### Stated problem
Identify each line below containing the string "from" and copy it.
────────
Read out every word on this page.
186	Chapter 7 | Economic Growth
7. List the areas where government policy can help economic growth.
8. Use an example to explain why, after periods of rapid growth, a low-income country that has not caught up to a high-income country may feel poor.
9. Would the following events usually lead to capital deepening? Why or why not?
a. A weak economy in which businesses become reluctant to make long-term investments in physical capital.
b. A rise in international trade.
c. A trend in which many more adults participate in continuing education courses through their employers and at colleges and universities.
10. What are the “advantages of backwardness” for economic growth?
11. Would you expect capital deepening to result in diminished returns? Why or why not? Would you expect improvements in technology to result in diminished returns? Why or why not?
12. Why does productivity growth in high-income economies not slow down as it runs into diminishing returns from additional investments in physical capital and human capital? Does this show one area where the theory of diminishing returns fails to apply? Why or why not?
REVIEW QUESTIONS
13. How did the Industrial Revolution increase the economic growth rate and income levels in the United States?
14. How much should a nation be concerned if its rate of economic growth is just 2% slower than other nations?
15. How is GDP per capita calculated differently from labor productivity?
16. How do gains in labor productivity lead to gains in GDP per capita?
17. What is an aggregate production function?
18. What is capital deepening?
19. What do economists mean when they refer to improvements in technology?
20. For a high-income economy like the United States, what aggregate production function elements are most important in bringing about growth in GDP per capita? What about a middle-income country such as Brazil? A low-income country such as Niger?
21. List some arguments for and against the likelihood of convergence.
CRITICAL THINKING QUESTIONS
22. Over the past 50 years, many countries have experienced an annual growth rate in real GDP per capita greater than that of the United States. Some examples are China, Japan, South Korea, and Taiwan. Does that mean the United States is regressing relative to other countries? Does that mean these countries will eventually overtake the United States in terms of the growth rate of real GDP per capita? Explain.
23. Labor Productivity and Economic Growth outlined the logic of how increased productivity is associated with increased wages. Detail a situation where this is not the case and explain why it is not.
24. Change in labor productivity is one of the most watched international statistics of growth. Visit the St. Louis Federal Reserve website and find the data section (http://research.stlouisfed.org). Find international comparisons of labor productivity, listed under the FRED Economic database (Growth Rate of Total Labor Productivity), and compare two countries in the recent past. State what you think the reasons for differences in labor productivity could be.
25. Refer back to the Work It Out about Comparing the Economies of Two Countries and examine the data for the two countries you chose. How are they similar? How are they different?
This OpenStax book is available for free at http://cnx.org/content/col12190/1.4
────────
### Final result
12. Why does productivity growth in high-income economies not slow down as it runs into diminishing returns from additional investments in physical capital and human capital? Does this show one area where the theory of diminishing returns fails to apply? Why or why not?
15. How is GDP per capita calculated differently from labor productivity?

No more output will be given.